■ Stated goal
State the number of lines where "icon" appears. Add nothing else.
□ □ □
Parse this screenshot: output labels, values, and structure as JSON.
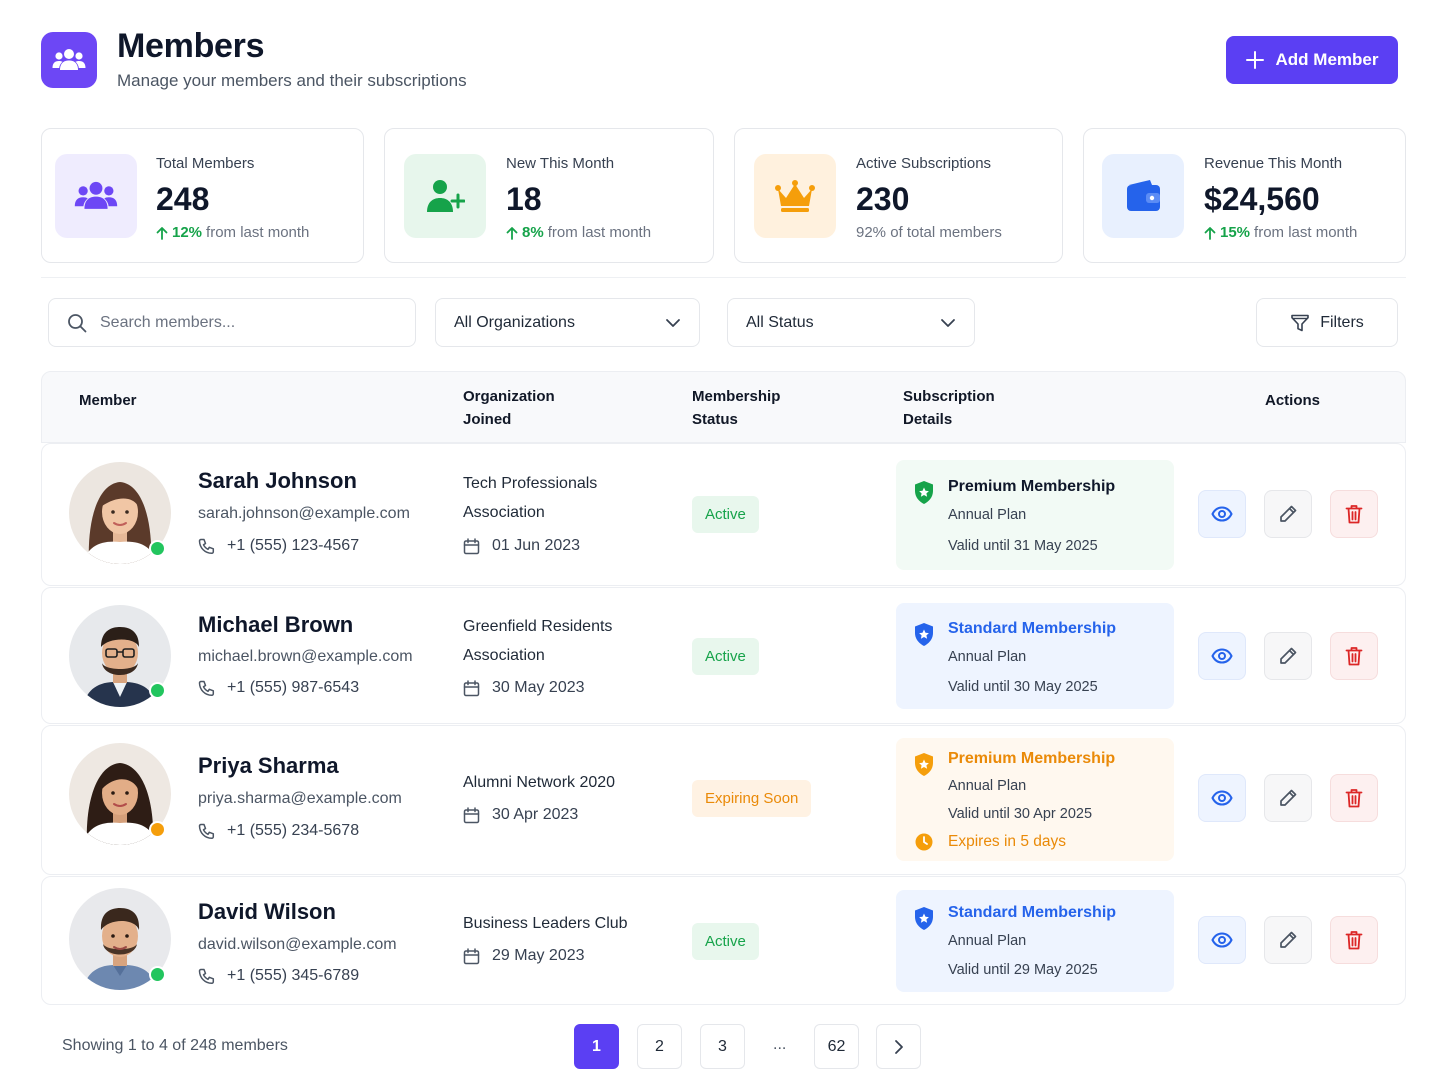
{
  "header": {
    "title": "Members",
    "subtitle": "Manage your members and their subscriptions",
    "add_button_label": "Add Member"
  },
  "stats": [
    {
      "label": "Total Members",
      "value": "248",
      "trend_pct": "12%",
      "trend_text": "from last month",
      "icon": "users-icon",
      "color": "#6d47f5"
    },
    {
      "label": "New This Month",
      "value": "18",
      "trend_pct": "8%",
      "trend_text": "from last month",
      "icon": "user-plus-icon",
      "color": "#16a34a"
    },
    {
      "label": "Active Subscriptions",
      "value": "230",
      "trend_text": "92% of total members",
      "icon": "crown-icon",
      "color": "#f59e0b"
    },
    {
      "label": "Revenue This Month",
      "value": "$24,560",
      "trend_pct": "15%",
      "trend_text": "from last month",
      "icon": "wallet-icon",
      "color": "#2563eb"
    }
  ],
  "filters": {
    "search_placeholder": "Search members...",
    "organization": "All Organizations",
    "status": "All Status",
    "filters_label": "Filters"
  },
  "table": {
    "headers": {
      "member": "Member",
      "organization": "Organization Joined",
      "status": "Membership Status",
      "subscription": "Subscription Details",
      "actions": "Actions"
    },
    "rows": [
      {
        "name": "Sarah Johnson",
        "email": "sarah.johnson@example.com",
        "phone": "+1 (555) 123-4567",
        "organization": "Tech Professionals Association",
        "joined": "01 Jun 2023",
        "status": "Active",
        "presence": "online",
        "plan": "Premium Membership",
        "billing": "Annual Plan",
        "valid": "Valid until 31 May 2025",
        "note": ""
      },
      {
        "name": "Michael Brown",
        "email": "michael.brown@example.com",
        "phone": "+1 (555) 987-6543",
        "organization": "Greenfield Residents Association",
        "joined": "30 May 2023",
        "status": "Active",
        "presence": "online",
        "plan": "Standard Membership",
        "billing": "Annual Plan",
        "valid": "Valid until 30 May 2025",
        "note": ""
      },
      {
        "name": "Priya Sharma",
        "email": "priya.sharma@example.com",
        "phone": "+1 (555) 234-5678",
        "organization": "Alumni Network 2020",
        "joined": "30 Apr 2023",
        "status": "Expiring Soon",
        "presence": "away",
        "plan": "Premium Membership",
        "billing": "Annual Plan",
        "valid": "Valid until 30 Apr 2025",
        "note": "Expires in 5 days"
      },
      {
        "name": "David Wilson",
        "email": "david.wilson@example.com",
        "phone": "+1 (555) 345-6789",
        "organization": "Business Leaders Club",
        "joined": "29 May 2023",
        "status": "Active",
        "presence": "online",
        "plan": "Standard Membership",
        "billing": "Annual Plan",
        "valid": "Valid until 29 May 2025",
        "note": ""
      }
    ]
  },
  "pagination": {
    "showing": "Showing 1 to 4 of 248 members",
    "pages": [
      "1",
      "2",
      "3",
      "62"
    ],
    "current": "1",
    "ellipsis": "..."
  },
  "colors": {
    "accent": "#5b3ff3",
    "active": "#16a34a",
    "expiring": "#ea8a08",
    "standard": "#2563eb",
    "danger": "#dc2626"
  }
}
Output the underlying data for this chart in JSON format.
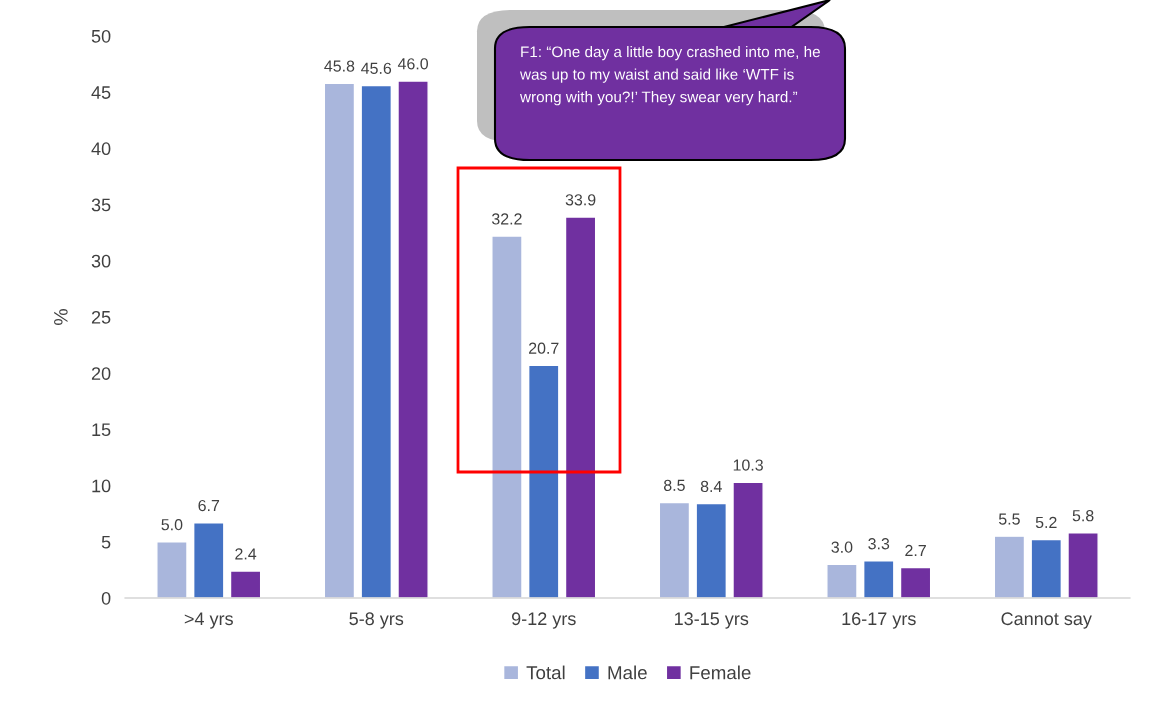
{
  "chart_data": {
    "type": "bar",
    "categories": [
      ">4 yrs",
      "5-8 yrs",
      "9-12 yrs",
      "13-15 yrs",
      "16-17 yrs",
      "Cannot say"
    ],
    "series": [
      {
        "name": "Total",
        "color": "#a9b6dc",
        "values": [
          5.0,
          45.8,
          32.2,
          8.5,
          3.0,
          5.5
        ],
        "value_labels": [
          "5.0",
          "45.8",
          "32.2",
          "8.5",
          "3.0",
          "5.5"
        ]
      },
      {
        "name": "Male",
        "color": "#4472c4",
        "values": [
          6.7,
          45.6,
          20.7,
          8.4,
          3.3,
          5.2
        ],
        "value_labels": [
          "6.7",
          "45.6",
          "20.7",
          "8.4",
          "3.3",
          "5.2"
        ]
      },
      {
        "name": "Female",
        "color": "#7030a0",
        "values": [
          2.4,
          46.0,
          33.9,
          10.3,
          2.7,
          5.8
        ],
        "value_labels": [
          "2.4",
          "46.0",
          "33.9",
          "10.3",
          "2.7",
          "5.8"
        ]
      }
    ],
    "ylabel": "%",
    "ylim": [
      0,
      50
    ],
    "yticks": [
      0,
      5,
      10,
      15,
      20,
      25,
      30,
      35,
      40,
      45,
      50
    ],
    "grid": false,
    "legend": "bottom",
    "annotations": [
      "F1: “One day a little boy crashed into me, he was up to my waist and said like ‘WTF is wrong with you?!’ They swear very hard.”"
    ]
  }
}
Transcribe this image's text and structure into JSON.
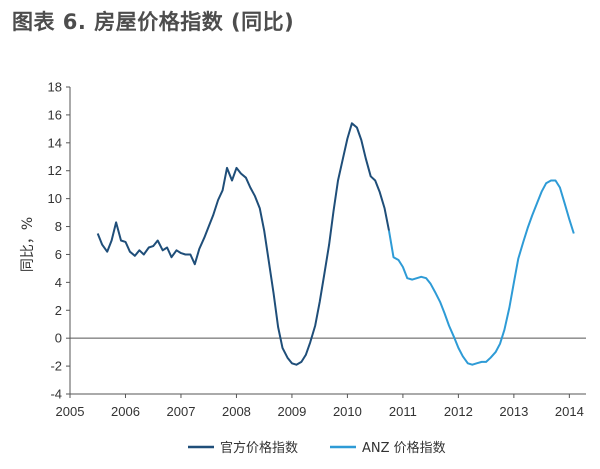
{
  "title": "图表 6. 房屋价格指数 (同比)",
  "chart_data": {
    "type": "line",
    "ylabel": "同比，%",
    "xlabel": "",
    "xlim": [
      2005,
      2014.3
    ],
    "ylim": [
      -4,
      18
    ],
    "yticks": [
      -4,
      -2,
      0,
      2,
      4,
      6,
      8,
      10,
      12,
      14,
      16,
      18
    ],
    "xticks": [
      2005,
      2006,
      2007,
      2008,
      2009,
      2010,
      2011,
      2012,
      2013,
      2014
    ],
    "legend_position": "bottom",
    "series": [
      {
        "name": "官方价格指数",
        "color": "#1f4e79",
        "points": [
          [
            2005.5,
            7.5
          ],
          [
            2005.58,
            6.7
          ],
          [
            2005.67,
            6.2
          ],
          [
            2005.75,
            7.0
          ],
          [
            2005.83,
            8.3
          ],
          [
            2005.92,
            7.0
          ],
          [
            2006.0,
            6.9
          ],
          [
            2006.08,
            6.2
          ],
          [
            2006.17,
            5.9
          ],
          [
            2006.25,
            6.3
          ],
          [
            2006.33,
            6.0
          ],
          [
            2006.42,
            6.5
          ],
          [
            2006.5,
            6.6
          ],
          [
            2006.58,
            7.0
          ],
          [
            2006.67,
            6.3
          ],
          [
            2006.75,
            6.5
          ],
          [
            2006.83,
            5.8
          ],
          [
            2006.92,
            6.3
          ],
          [
            2007.0,
            6.1
          ],
          [
            2007.08,
            6.0
          ],
          [
            2007.17,
            6.0
          ],
          [
            2007.25,
            5.3
          ],
          [
            2007.33,
            6.4
          ],
          [
            2007.42,
            7.2
          ],
          [
            2007.5,
            8.0
          ],
          [
            2007.58,
            8.8
          ],
          [
            2007.67,
            9.9
          ],
          [
            2007.75,
            10.6
          ],
          [
            2007.83,
            12.2
          ],
          [
            2007.92,
            11.3
          ],
          [
            2008.0,
            12.2
          ],
          [
            2008.08,
            11.8
          ],
          [
            2008.17,
            11.5
          ],
          [
            2008.25,
            10.8
          ],
          [
            2008.33,
            10.2
          ],
          [
            2008.42,
            9.3
          ],
          [
            2008.5,
            7.7
          ],
          [
            2008.58,
            5.6
          ],
          [
            2008.67,
            3.2
          ],
          [
            2008.75,
            0.8
          ],
          [
            2008.83,
            -0.7
          ],
          [
            2008.92,
            -1.4
          ],
          [
            2009.0,
            -1.8
          ],
          [
            2009.08,
            -1.9
          ],
          [
            2009.17,
            -1.7
          ],
          [
            2009.25,
            -1.2
          ],
          [
            2009.33,
            -0.3
          ],
          [
            2009.42,
            0.9
          ],
          [
            2009.5,
            2.6
          ],
          [
            2009.58,
            4.5
          ],
          [
            2009.67,
            6.7
          ],
          [
            2009.75,
            9.1
          ],
          [
            2009.83,
            11.3
          ],
          [
            2009.92,
            12.9
          ],
          [
            2010.0,
            14.3
          ],
          [
            2010.08,
            15.4
          ],
          [
            2010.17,
            15.1
          ],
          [
            2010.25,
            14.2
          ],
          [
            2010.33,
            12.9
          ],
          [
            2010.42,
            11.6
          ],
          [
            2010.5,
            11.3
          ],
          [
            2010.58,
            10.5
          ],
          [
            2010.67,
            9.3
          ],
          [
            2010.75,
            7.7
          ]
        ]
      },
      {
        "name": "ANZ 价格指数",
        "color": "#2e9bd6",
        "points": [
          [
            2010.75,
            7.7
          ],
          [
            2010.83,
            5.8
          ],
          [
            2010.92,
            5.6
          ],
          [
            2011.0,
            5.1
          ],
          [
            2011.08,
            4.3
          ],
          [
            2011.17,
            4.2
          ],
          [
            2011.25,
            4.3
          ],
          [
            2011.33,
            4.4
          ],
          [
            2011.42,
            4.3
          ],
          [
            2011.5,
            3.9
          ],
          [
            2011.58,
            3.3
          ],
          [
            2011.67,
            2.6
          ],
          [
            2011.75,
            1.8
          ],
          [
            2011.83,
            0.9
          ],
          [
            2011.92,
            0.1
          ],
          [
            2012.0,
            -0.7
          ],
          [
            2012.08,
            -1.3
          ],
          [
            2012.17,
            -1.8
          ],
          [
            2012.25,
            -1.9
          ],
          [
            2012.33,
            -1.8
          ],
          [
            2012.42,
            -1.7
          ],
          [
            2012.5,
            -1.7
          ],
          [
            2012.58,
            -1.4
          ],
          [
            2012.67,
            -1.0
          ],
          [
            2012.75,
            -0.4
          ],
          [
            2012.83,
            0.6
          ],
          [
            2012.92,
            2.2
          ],
          [
            2013.0,
            4.0
          ],
          [
            2013.08,
            5.7
          ],
          [
            2013.17,
            6.9
          ],
          [
            2013.25,
            7.9
          ],
          [
            2013.33,
            8.8
          ],
          [
            2013.42,
            9.7
          ],
          [
            2013.5,
            10.5
          ],
          [
            2013.58,
            11.1
          ],
          [
            2013.67,
            11.3
          ],
          [
            2013.75,
            11.3
          ],
          [
            2013.83,
            10.8
          ],
          [
            2013.92,
            9.6
          ],
          [
            2014.0,
            8.5
          ],
          [
            2014.08,
            7.5
          ]
        ]
      }
    ]
  }
}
□ □ □
■ Output for this exercise
4